EXERCISE PROMPT:
Tally each line where the word "Configurations" occurs, then give only the total.

*** DATA FOR THIS TASK

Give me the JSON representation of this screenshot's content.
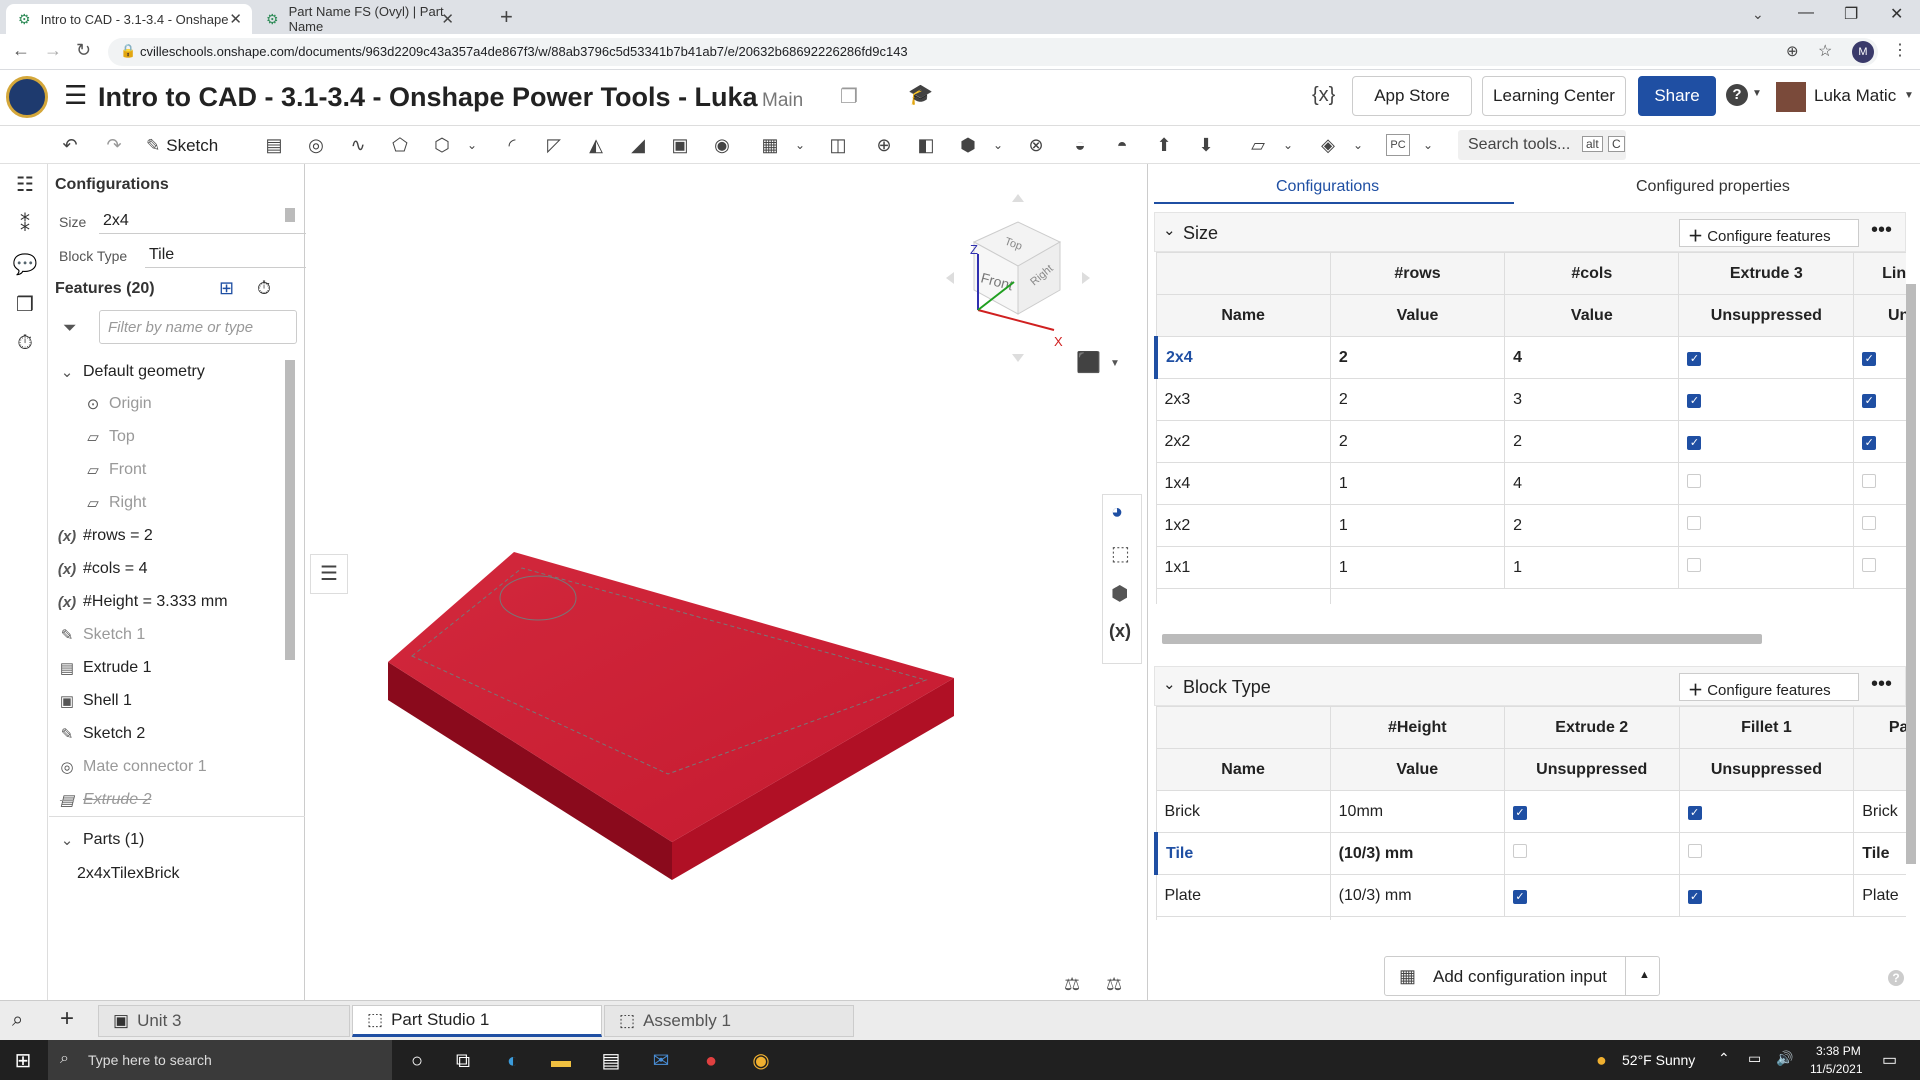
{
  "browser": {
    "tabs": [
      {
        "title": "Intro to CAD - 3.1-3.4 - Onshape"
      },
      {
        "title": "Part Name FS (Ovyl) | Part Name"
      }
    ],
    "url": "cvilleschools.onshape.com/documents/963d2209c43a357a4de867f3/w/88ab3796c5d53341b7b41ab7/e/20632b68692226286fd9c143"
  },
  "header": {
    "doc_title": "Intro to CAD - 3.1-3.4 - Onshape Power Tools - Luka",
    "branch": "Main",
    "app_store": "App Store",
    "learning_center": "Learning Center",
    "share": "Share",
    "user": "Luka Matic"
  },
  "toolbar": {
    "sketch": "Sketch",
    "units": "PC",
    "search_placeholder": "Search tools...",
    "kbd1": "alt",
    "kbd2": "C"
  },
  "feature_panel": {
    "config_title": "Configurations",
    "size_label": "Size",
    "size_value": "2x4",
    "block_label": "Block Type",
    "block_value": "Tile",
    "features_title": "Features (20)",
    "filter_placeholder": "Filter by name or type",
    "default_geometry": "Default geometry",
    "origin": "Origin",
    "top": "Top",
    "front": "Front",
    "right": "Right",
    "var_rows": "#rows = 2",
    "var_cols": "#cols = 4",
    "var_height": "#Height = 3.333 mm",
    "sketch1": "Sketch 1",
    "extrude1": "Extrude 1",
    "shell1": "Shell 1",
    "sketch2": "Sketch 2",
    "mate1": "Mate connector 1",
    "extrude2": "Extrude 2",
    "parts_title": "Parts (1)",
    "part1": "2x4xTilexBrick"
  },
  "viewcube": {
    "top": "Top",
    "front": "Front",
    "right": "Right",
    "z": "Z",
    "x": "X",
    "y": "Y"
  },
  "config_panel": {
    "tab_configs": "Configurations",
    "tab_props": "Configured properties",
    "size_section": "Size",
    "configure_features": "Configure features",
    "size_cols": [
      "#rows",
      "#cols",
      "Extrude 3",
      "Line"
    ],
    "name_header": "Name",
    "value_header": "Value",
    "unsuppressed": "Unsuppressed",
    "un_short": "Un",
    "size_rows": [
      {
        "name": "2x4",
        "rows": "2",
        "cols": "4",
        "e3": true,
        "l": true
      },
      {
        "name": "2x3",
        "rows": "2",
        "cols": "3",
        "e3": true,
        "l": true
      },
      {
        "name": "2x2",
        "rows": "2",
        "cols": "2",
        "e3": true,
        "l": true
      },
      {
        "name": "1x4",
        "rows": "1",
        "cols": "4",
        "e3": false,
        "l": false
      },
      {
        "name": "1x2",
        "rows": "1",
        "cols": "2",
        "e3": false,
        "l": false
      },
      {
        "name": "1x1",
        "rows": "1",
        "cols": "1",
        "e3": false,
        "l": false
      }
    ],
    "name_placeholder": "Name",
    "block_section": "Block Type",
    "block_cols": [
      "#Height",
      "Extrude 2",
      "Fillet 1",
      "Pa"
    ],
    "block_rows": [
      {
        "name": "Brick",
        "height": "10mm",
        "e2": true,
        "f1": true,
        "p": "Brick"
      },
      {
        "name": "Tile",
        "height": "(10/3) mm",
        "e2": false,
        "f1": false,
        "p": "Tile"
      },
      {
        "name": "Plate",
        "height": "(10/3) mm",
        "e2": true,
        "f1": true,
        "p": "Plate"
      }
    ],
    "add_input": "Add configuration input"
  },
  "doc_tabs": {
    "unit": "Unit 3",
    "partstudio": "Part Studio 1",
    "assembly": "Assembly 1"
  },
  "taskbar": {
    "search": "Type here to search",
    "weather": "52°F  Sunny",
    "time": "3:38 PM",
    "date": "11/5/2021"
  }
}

******
*** DATA FOR THIS TASK

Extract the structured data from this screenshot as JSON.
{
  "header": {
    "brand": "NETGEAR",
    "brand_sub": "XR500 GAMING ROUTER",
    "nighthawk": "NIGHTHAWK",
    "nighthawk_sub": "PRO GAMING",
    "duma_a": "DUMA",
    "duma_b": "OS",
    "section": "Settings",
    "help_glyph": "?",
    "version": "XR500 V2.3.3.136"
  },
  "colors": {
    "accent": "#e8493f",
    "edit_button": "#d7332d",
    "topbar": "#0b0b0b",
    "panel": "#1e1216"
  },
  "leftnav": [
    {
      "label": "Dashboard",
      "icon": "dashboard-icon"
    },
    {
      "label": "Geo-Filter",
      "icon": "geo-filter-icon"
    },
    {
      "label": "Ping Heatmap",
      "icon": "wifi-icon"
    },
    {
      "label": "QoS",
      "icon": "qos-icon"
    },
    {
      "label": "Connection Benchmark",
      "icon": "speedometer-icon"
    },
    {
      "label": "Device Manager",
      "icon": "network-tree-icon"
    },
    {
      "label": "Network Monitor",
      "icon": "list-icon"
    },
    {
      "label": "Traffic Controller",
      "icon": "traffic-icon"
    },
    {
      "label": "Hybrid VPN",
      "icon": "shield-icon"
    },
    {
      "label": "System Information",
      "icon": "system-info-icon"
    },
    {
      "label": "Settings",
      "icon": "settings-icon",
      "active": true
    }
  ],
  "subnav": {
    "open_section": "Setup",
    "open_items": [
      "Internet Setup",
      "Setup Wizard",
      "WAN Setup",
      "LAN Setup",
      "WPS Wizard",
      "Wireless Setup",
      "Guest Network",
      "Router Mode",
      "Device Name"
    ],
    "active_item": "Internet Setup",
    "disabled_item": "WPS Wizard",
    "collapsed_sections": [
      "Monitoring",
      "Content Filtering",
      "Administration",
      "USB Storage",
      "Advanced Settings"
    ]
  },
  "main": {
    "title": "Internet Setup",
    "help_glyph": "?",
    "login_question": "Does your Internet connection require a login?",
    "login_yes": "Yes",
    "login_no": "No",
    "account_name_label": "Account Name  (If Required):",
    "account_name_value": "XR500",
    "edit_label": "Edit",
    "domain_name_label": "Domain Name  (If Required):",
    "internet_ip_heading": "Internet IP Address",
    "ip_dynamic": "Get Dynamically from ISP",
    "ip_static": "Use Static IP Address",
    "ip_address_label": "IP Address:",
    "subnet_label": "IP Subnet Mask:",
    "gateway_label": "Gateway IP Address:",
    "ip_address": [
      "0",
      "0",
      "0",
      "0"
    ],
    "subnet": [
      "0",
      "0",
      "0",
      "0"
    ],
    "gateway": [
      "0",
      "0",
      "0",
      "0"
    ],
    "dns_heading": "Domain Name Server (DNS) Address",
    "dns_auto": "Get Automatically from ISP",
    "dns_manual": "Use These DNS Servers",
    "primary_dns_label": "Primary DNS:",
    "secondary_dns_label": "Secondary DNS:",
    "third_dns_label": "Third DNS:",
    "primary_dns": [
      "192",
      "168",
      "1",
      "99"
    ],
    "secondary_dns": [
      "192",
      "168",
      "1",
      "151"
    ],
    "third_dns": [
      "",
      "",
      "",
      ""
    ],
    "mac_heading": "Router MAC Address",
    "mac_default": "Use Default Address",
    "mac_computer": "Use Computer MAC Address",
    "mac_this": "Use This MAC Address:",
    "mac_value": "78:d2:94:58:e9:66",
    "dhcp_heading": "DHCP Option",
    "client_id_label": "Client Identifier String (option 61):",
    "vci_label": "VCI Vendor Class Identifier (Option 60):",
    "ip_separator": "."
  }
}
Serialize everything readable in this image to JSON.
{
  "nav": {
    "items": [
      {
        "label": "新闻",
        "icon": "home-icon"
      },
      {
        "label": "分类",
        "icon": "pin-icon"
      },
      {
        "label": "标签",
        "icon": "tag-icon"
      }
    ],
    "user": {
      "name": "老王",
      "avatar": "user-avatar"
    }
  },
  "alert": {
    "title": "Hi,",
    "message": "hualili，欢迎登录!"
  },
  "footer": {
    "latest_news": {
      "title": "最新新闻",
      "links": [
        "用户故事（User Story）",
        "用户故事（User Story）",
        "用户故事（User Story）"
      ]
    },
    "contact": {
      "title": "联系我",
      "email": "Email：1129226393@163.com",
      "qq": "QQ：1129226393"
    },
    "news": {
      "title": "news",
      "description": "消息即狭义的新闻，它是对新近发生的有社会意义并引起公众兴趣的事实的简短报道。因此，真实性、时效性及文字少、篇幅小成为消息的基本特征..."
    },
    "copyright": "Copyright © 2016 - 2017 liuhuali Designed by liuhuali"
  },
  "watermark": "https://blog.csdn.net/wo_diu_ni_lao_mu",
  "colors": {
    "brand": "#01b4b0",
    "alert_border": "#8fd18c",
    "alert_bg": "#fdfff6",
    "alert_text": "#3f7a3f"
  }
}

******

WRITTEN ANSWER:
2